▶ [Exercise goal]
Extract the whole listing as it stands. Do not include the pictures.

▶ [Material for the task]
========================================================================

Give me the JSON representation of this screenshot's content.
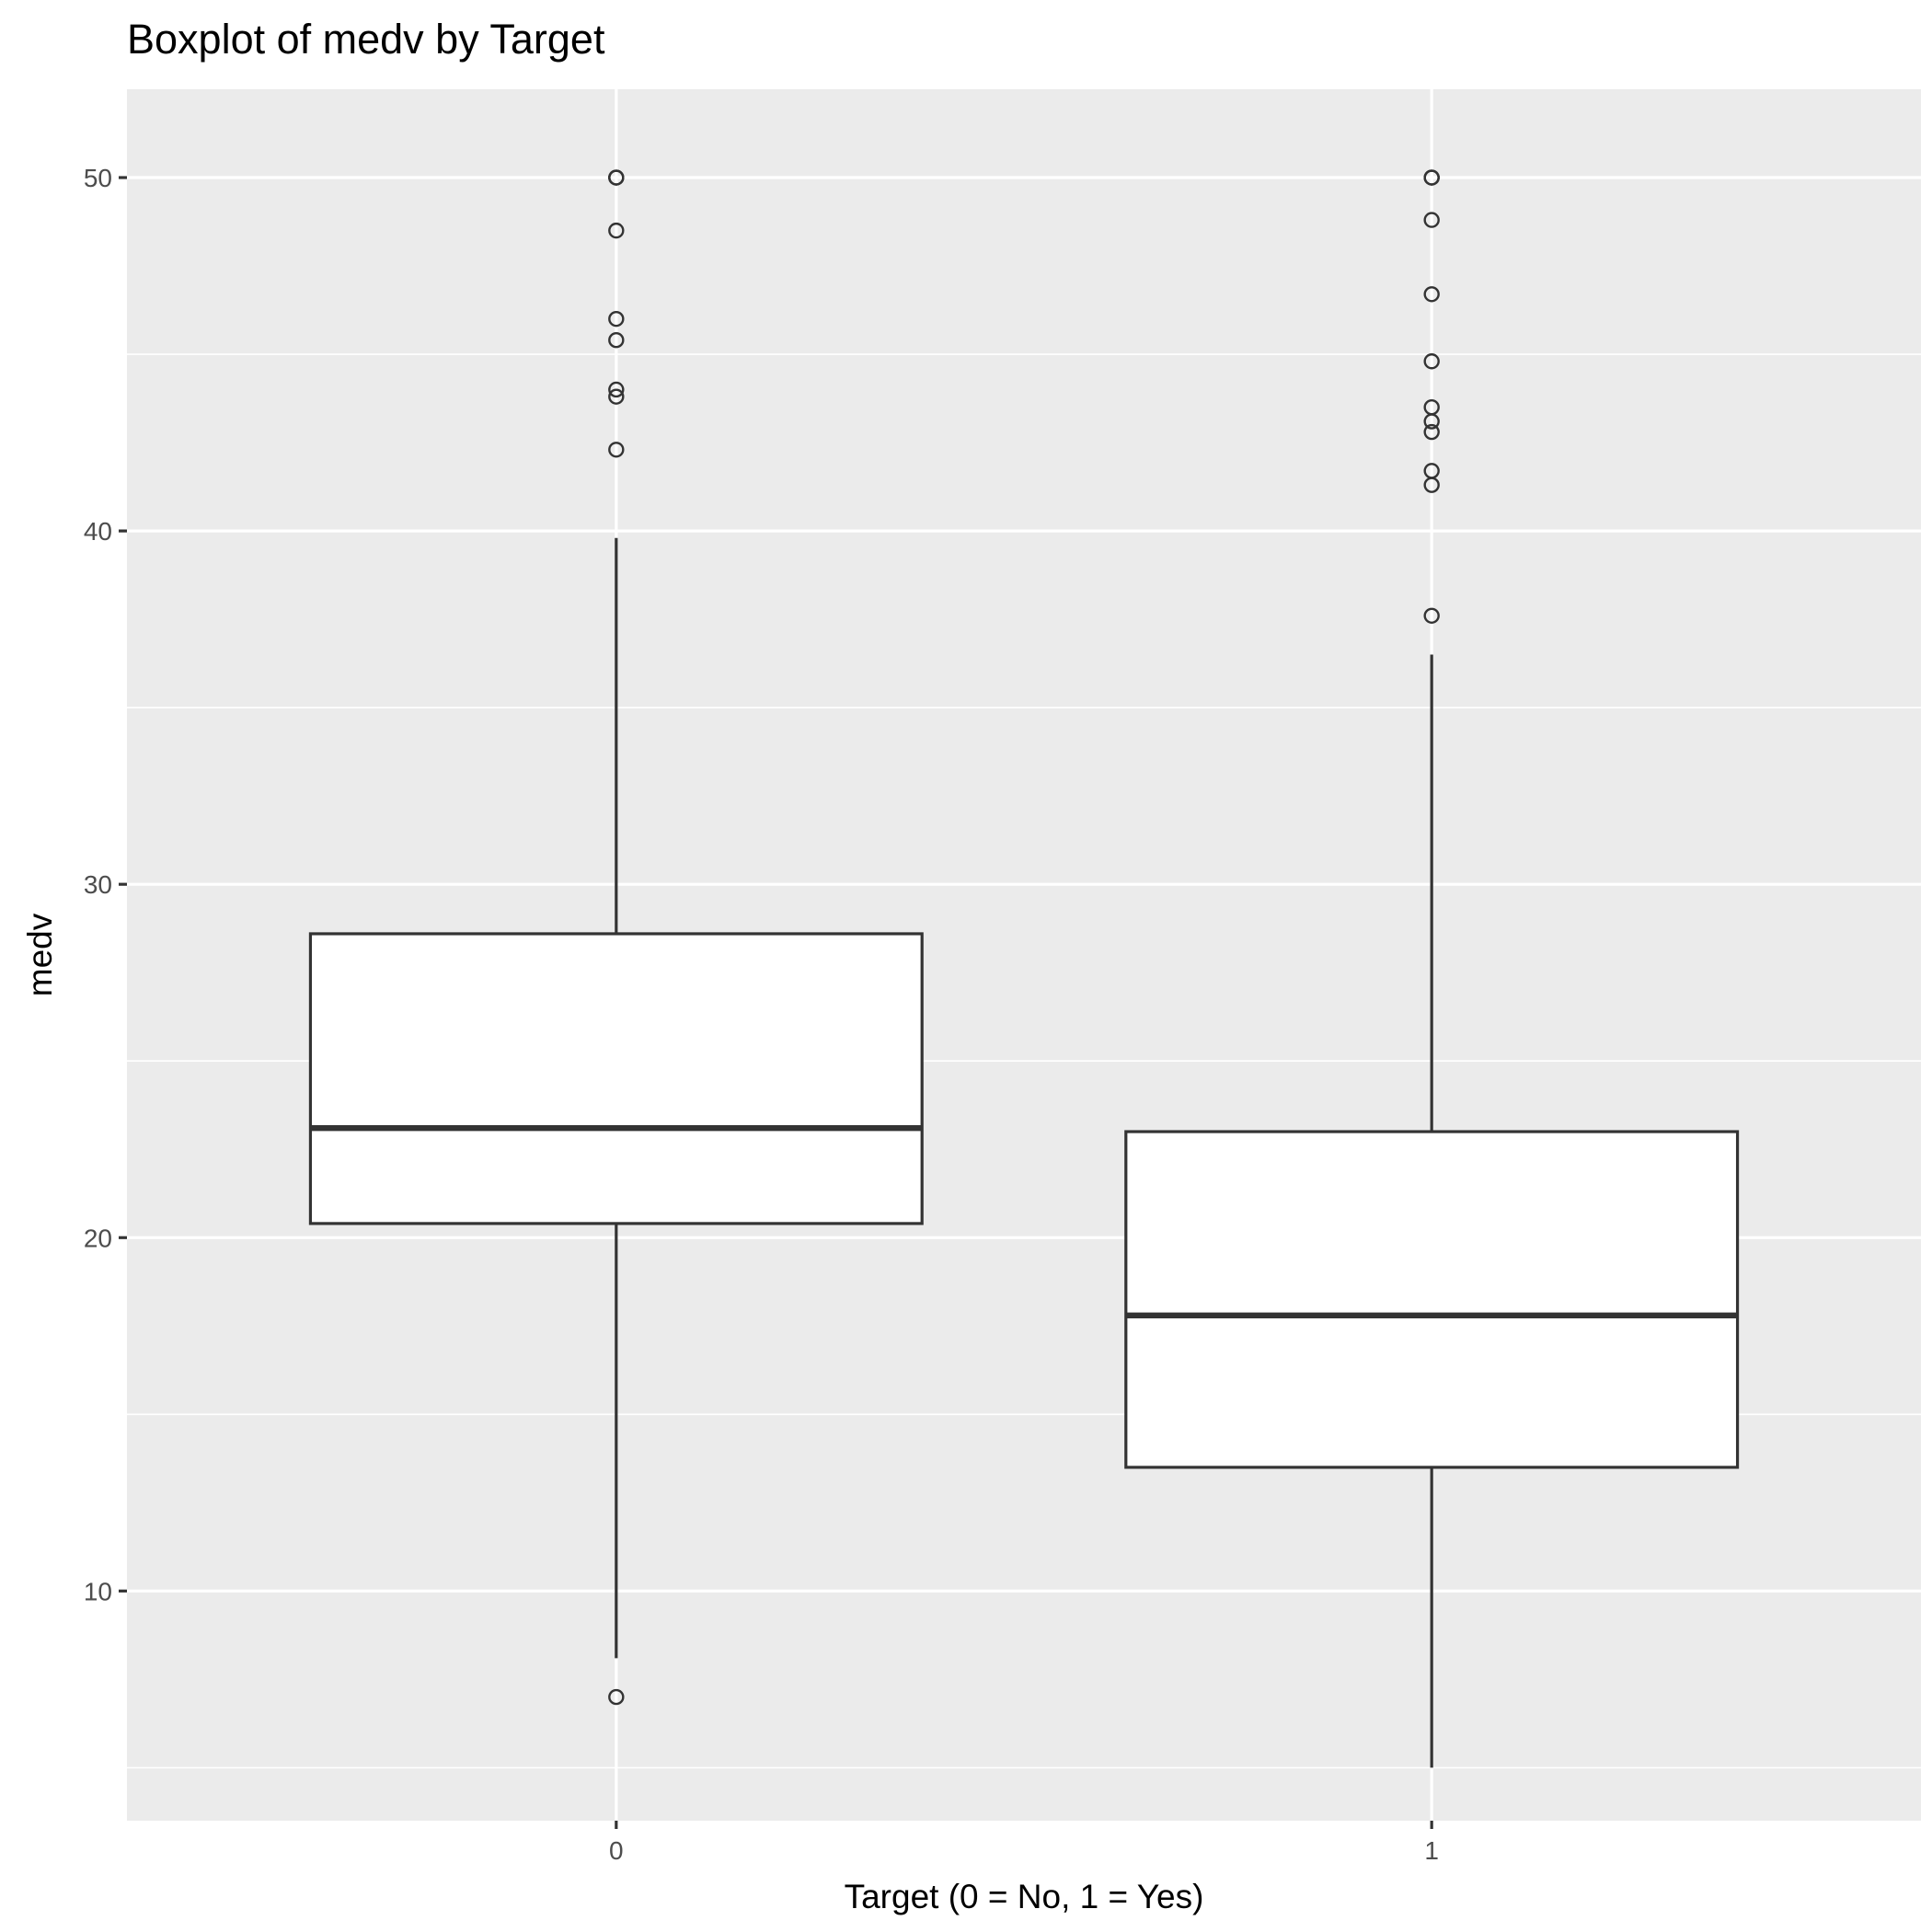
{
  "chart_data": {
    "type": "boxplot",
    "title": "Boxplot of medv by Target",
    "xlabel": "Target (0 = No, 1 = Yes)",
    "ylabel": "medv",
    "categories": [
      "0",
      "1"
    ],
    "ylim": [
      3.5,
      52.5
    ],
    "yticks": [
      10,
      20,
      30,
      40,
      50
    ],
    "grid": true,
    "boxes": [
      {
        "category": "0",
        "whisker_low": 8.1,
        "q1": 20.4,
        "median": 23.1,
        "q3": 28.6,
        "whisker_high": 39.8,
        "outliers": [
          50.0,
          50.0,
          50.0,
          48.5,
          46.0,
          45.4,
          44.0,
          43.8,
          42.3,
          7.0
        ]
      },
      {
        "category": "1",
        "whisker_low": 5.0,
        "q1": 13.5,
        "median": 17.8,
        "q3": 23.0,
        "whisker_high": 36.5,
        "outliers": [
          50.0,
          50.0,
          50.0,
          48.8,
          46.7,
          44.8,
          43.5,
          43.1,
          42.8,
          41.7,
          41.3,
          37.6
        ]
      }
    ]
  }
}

========================================================================

▶ [Solved problem]
Give me the JSON representation of this screenshot's content.
{
  "chart_data": {
    "type": "boxplot",
    "title": "Boxplot of medv by Target",
    "xlabel": "Target (0 = No, 1 = Yes)",
    "ylabel": "medv",
    "categories": [
      "0",
      "1"
    ],
    "ylim": [
      3.5,
      52.5
    ],
    "yticks": [
      10,
      20,
      30,
      40,
      50
    ],
    "grid": true,
    "boxes": [
      {
        "category": "0",
        "whisker_low": 8.1,
        "q1": 20.4,
        "median": 23.1,
        "q3": 28.6,
        "whisker_high": 39.8,
        "outliers": [
          50.0,
          50.0,
          50.0,
          48.5,
          46.0,
          45.4,
          44.0,
          43.8,
          42.3,
          7.0
        ]
      },
      {
        "category": "1",
        "whisker_low": 5.0,
        "q1": 13.5,
        "median": 17.8,
        "q3": 23.0,
        "whisker_high": 36.5,
        "outliers": [
          50.0,
          50.0,
          50.0,
          48.8,
          46.7,
          44.8,
          43.5,
          43.1,
          42.8,
          41.7,
          41.3,
          37.6
        ]
      }
    ]
  }
}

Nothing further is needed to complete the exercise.